**Records for this exercise**
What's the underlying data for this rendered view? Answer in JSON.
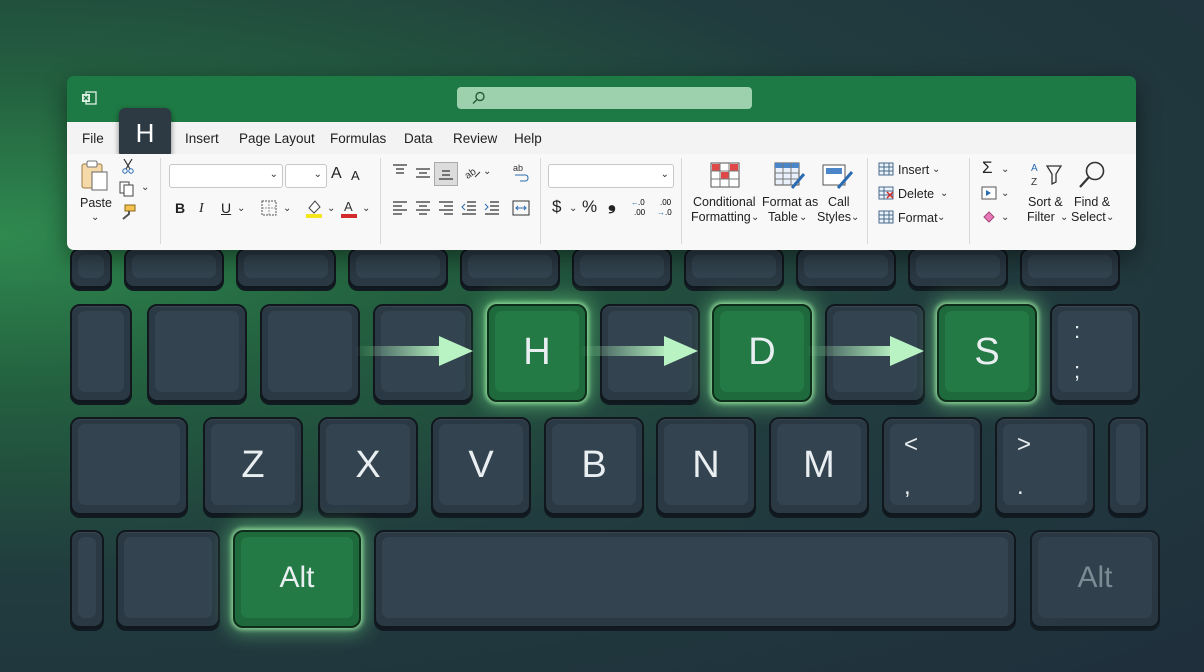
{
  "window": {
    "app_icon": "excel-icon",
    "search": {
      "icon": "search-icon",
      "placeholder": ""
    }
  },
  "tabs": [
    "File",
    "H",
    "Insert",
    "Page Layout",
    "Formulas",
    "Data",
    "Review",
    "Help"
  ],
  "ribbon": {
    "clipboard": {
      "paste": "Paste",
      "icons": [
        "paste-icon",
        "cut-icon",
        "copy-icon",
        "format-painter-icon"
      ]
    },
    "font": {
      "bold": "B",
      "italic": "I",
      "underline": "U",
      "grow": "A",
      "shrink": "A"
    },
    "number": {
      "currency": "$",
      "percent": "%",
      "comma": "❟",
      "inc": ".00",
      "dec": ".0"
    },
    "styles": {
      "conditional": [
        "Conditional",
        "Formatting"
      ],
      "format_table": [
        "Format as",
        "Table"
      ],
      "cell_styles": [
        "Call",
        "Styles"
      ]
    },
    "cells": {
      "insert": "Insert",
      "delete": "Delete",
      "format": "Format"
    },
    "editing": {
      "sort": [
        "Sort &",
        "Filter"
      ],
      "find": [
        "Find &",
        "Select"
      ],
      "sum": "Σ"
    }
  },
  "keyboard": {
    "highlighted": [
      "Alt",
      "H",
      "D",
      "S"
    ],
    "row_home": [
      "",
      "",
      "",
      "",
      "H",
      "",
      "D",
      "",
      "S"
    ],
    "row_bottom": [
      "Z",
      "X",
      "V",
      "B",
      "N",
      "M"
    ],
    "punct": {
      "semicolon_top": ":",
      "semicolon_bottom": ";",
      "comma_top": "<",
      "comma_bottom": ",",
      "period_top": ">",
      "period_bottom": "."
    },
    "alt_left": "Alt",
    "alt_right": "Alt"
  },
  "colors": {
    "accent": "#1e7a44",
    "glow": "#7fe08f",
    "key": "#2b3944"
  }
}
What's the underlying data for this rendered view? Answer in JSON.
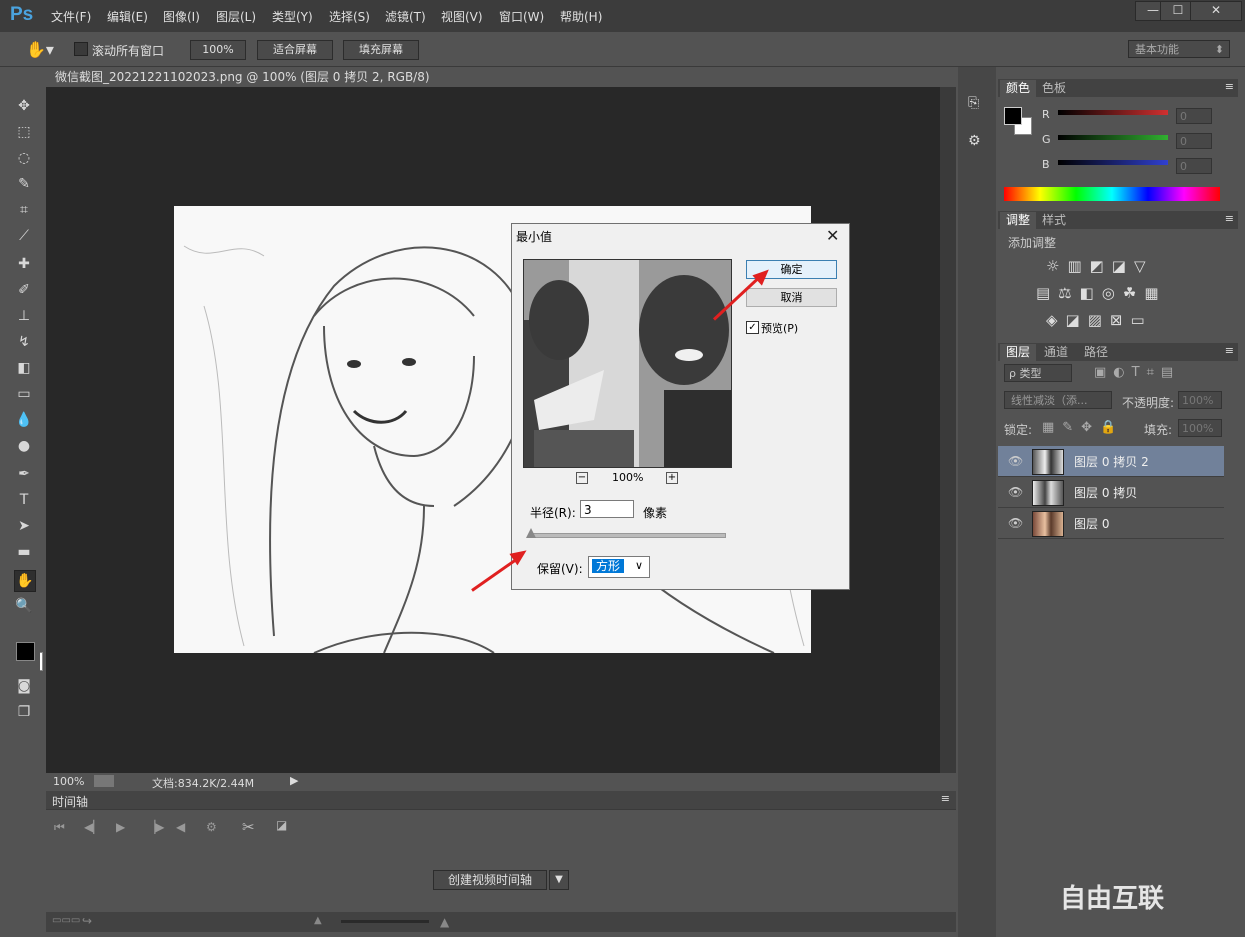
{
  "app": {
    "logo": "Ps",
    "menu": [
      "文件(F)",
      "编辑(E)",
      "图像(I)",
      "图层(L)",
      "类型(Y)",
      "选择(S)",
      "滤镜(T)",
      "视图(V)",
      "窗口(W)",
      "帮助(H)"
    ],
    "window_controls": [
      "—",
      "☐",
      "✕"
    ]
  },
  "options_bar": {
    "scroll_all_label": "滚动所有窗口",
    "scroll_all_checked": false,
    "zoom_100": "100%",
    "fit_screen": "适合屏幕",
    "fill_screen": "填充屏幕",
    "workspace": "基本功能"
  },
  "document": {
    "tab_title": "微信截图_20221221102023.png @ 100% (图层 0 拷贝 2, RGB/8) *",
    "tab_close": "×",
    "status_zoom": "100%",
    "status_doc": "文档:834.2K/2.44M"
  },
  "timeline": {
    "title": "时间轴",
    "create_button": "创建视频时间轴"
  },
  "color_panel": {
    "tabs": [
      "颜色",
      "色板"
    ],
    "channels": [
      {
        "label": "R",
        "value": "0",
        "color": "#d03030"
      },
      {
        "label": "G",
        "value": "0",
        "color": "#30b030"
      },
      {
        "label": "B",
        "value": "0",
        "color": "#3040d0"
      }
    ]
  },
  "adjust_panel": {
    "tabs": [
      "调整",
      "样式"
    ],
    "add_label": "添加调整"
  },
  "layers_panel": {
    "tabs": [
      "图层",
      "通道",
      "路径"
    ],
    "filter_kind": "ρ 类型",
    "blend_mode": "线性减淡（添...",
    "opacity_label": "不透明度:",
    "opacity_value": "100%",
    "lock_label": "锁定:",
    "fill_label": "填充:",
    "fill_value": "100%",
    "layers": [
      {
        "name": "图层 0 拷贝 2",
        "selected": true
      },
      {
        "name": "图层 0 拷贝",
        "selected": false
      },
      {
        "name": "图层 0",
        "selected": false
      }
    ]
  },
  "dialog": {
    "title": "最小值",
    "close": "✕",
    "ok": "确定",
    "cancel": "取消",
    "preview_label": "预览(P)",
    "preview_checked": true,
    "zoom_level": "100%",
    "zoom_out": "−",
    "zoom_in": "+",
    "radius_label": "半径(R):",
    "radius_value": "3",
    "radius_unit": "像素",
    "preserve_label": "保留(V):",
    "preserve_value": "方形"
  },
  "watermark": "自由互联"
}
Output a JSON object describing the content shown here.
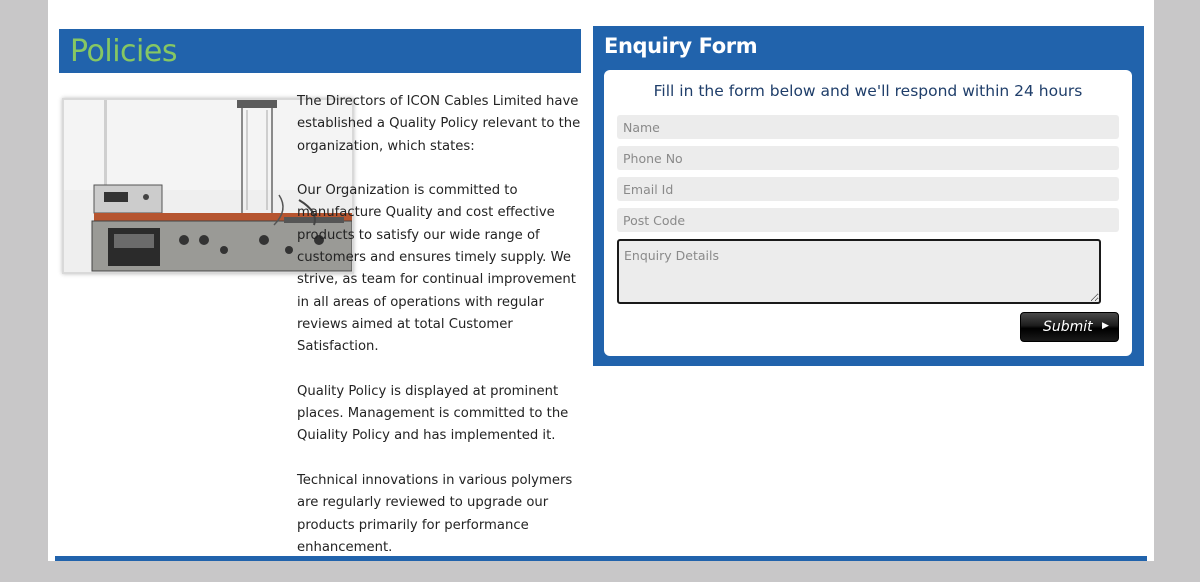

**To do**
Omit the pictures. Transcribe every record exactly.

**Written answer**
What's the underlying data for this rendered view? Answer in JSON.
{
  "window": {
    "app_icon": "excel-icon",
    "search": {
      "icon": "search-icon",
      "placeholder": ""
    }
  },
  "tabs": [
    "File",
    "H",
    "Insert",
    "Page Layout",
    "Formulas",
    "Data",
    "Review",
    "Help"
  ],
  "ribbon": {
    "clipboard": {
      "paste": "Paste",
      "icons": [
        "paste-icon",
        "cut-icon",
        "copy-icon",
        "format-painter-icon"
      ]
    },
    "font": {
      "bold": "B",
      "italic": "I",
      "underline": "U",
      "grow": "A",
      "shrink": "A"
    },
    "number": {
      "currency": "$",
      "percent": "%",
      "comma": "❟",
      "inc": ".00",
      "dec": ".0"
    },
    "styles": {
      "conditional": [
        "Conditional",
        "Formatting"
      ],
      "format_table": [
        "Format as",
        "Table"
      ],
      "cell_styles": [
        "Call",
        "Styles"
      ]
    },
    "cells": {
      "insert": "Insert",
      "delete": "Delete",
      "format": "Format"
    },
    "editing": {
      "sort": [
        "Sort &",
        "Filter"
      ],
      "find": [
        "Find &",
        "Select"
      ],
      "sum": "Σ"
    }
  },
  "keyboard": {
    "highlighted": [
      "Alt",
      "H",
      "D",
      "S"
    ],
    "row_home": [
      "",
      "",
      "",
      "",
      "H",
      "",
      "D",
      "",
      "S"
    ],
    "row_bottom": [
      "Z",
      "X",
      "V",
      "B",
      "N",
      "M"
    ],
    "punct": {
      "semicolon_top": ":",
      "semicolon_bottom": ";",
      "comma_top": "<",
      "comma_bottom": ",",
      "period_top": ">",
      "period_bottom": "."
    },
    "alt_left": "Alt",
    "alt_right": "Alt"
  },
  "colors": {
    "accent": "#1e7a44",
    "glow": "#7fe08f",
    "key": "#2b3944"
  }
}
What's the underlying data for this rendered view? Answer in JSON.
{
  "app": {
    "logo": "Ps",
    "menu": [
      "文件(F)",
      "编辑(E)",
      "图像(I)",
      "图层(L)",
      "类型(Y)",
      "选择(S)",
      "滤镜(T)",
      "视图(V)",
      "窗口(W)",
      "帮助(H)"
    ],
    "window_controls": [
      "—",
      "☐",
      "✕"
    ]
  },
  "options_bar": {
    "scroll_all_label": "滚动所有窗口",
    "scroll_all_checked": false,
    "zoom_100": "100%",
    "fit_screen": "适合屏幕",
    "fill_screen": "填充屏幕",
    "workspace": "基本功能"
  },
  "document": {
    "tab_title": "微信截图_20221221102023.png @ 100% (图层 0 拷贝 2, RGB/8) *",
    "tab_close": "×",
    "status_zoom": "100%",
    "status_doc": "文档:834.2K/2.44M"
  },
  "timeline": {
    "title": "时间轴",
    "create_button": "创建视频时间轴"
  },
  "color_panel": {
    "tabs": [
      "颜色",
      "色板"
    ],
    "channels": [
      {
        "label": "R",
        "value": "0",
        "color": "#d03030"
      },
      {
        "label": "G",
        "value": "0",
        "color": "#30b030"
      },
      {
        "label": "B",
        "value": "0",
        "color": "#3040d0"
      }
    ]
  },
  "adjust_panel": {
    "tabs": [
      "调整",
      "样式"
    ],
    "add_label": "添加调整"
  },
  "layers_panel": {
    "tabs": [
      "图层",
      "通道",
      "路径"
    ],
    "filter_kind": "ρ 类型",
    "blend_mode": "线性减淡（添...",
    "opacity_label": "不透明度:",
    "opacity_value": "100%",
    "lock_label": "锁定:",
    "fill_label": "填充:",
    "fill_value": "100%",
    "layers": [
      {
        "name": "图层 0 拷贝 2",
        "selected": true
      },
      {
        "name": "图层 0 拷贝",
        "selected": false
      },
      {
        "name": "图层 0",
        "selected": false
      }
    ]
  },
  "dialog": {
    "title": "最小值",
    "close": "✕",
    "ok": "确定",
    "cancel": "取消",
    "preview_label": "预览(P)",
    "preview_checked": true,
    "zoom_level": "100%",
    "zoom_out": "−",
    "zoom_in": "+",
    "radius_label": "半径(R):",
    "radius_value": "3",
    "radius_unit": "像素",
    "preserve_label": "保留(V):",
    "preserve_value": "方形"
  },
  "watermark": "自由互联"
}
Output a JSON object describing the content shown here.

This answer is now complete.